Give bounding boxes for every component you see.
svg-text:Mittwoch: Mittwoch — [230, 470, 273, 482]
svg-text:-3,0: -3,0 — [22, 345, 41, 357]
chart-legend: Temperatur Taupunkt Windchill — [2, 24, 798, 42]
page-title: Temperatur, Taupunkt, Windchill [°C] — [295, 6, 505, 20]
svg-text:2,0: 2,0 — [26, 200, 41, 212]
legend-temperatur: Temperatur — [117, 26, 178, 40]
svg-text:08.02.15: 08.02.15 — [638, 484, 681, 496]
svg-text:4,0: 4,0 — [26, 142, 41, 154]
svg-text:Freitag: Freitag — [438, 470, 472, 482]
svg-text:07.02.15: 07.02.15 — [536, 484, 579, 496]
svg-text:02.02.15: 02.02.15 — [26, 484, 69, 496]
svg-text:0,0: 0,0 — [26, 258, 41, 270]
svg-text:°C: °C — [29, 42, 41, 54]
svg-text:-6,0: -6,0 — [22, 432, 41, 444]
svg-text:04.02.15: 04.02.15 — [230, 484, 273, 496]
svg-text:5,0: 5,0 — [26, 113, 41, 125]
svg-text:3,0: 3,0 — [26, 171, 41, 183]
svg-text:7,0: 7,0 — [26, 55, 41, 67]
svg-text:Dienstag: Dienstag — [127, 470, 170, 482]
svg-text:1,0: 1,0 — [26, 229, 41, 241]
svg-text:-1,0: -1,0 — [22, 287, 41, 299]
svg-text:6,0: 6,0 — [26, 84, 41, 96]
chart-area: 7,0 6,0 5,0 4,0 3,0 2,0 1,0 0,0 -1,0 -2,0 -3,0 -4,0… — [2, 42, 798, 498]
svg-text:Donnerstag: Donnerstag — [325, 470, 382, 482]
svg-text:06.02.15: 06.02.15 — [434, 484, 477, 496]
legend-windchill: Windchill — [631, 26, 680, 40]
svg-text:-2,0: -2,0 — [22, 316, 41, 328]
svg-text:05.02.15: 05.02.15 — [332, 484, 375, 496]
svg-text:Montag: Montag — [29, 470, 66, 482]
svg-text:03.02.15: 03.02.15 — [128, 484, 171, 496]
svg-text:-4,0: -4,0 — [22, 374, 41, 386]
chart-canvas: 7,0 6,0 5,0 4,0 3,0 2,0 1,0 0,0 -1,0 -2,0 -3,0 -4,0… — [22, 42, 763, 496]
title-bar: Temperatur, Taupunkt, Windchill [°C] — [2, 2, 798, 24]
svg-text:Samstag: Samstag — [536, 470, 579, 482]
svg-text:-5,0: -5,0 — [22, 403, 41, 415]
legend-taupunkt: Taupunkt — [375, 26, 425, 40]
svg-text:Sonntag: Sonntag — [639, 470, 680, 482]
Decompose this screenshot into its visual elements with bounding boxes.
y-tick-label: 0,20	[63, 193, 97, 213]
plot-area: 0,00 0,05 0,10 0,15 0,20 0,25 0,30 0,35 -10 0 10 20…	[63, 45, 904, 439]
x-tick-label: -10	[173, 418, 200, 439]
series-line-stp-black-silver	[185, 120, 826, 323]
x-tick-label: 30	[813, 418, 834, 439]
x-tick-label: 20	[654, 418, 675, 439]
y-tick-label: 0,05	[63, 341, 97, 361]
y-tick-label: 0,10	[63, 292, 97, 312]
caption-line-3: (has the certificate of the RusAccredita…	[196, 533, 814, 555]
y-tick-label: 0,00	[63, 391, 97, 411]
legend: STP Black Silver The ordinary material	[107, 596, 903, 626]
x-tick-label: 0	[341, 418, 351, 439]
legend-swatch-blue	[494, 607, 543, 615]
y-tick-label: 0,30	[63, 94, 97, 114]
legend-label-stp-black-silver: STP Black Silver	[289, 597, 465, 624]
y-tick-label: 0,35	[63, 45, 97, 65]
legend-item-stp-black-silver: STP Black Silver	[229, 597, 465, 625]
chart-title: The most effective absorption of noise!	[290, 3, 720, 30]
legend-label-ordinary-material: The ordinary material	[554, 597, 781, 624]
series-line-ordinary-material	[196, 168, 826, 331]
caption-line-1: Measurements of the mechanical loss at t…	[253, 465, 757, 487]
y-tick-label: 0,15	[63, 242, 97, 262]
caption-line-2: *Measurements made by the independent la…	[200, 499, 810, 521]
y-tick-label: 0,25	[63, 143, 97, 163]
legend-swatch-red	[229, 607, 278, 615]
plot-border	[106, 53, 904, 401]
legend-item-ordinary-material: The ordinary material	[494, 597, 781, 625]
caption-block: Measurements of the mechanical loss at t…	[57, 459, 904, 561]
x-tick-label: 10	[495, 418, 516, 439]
______________________________
(TASK DIRECTIONS) How many lines in the records above contain the string "plot"? Reply with the number alone.

(TASK OUTPUT) 2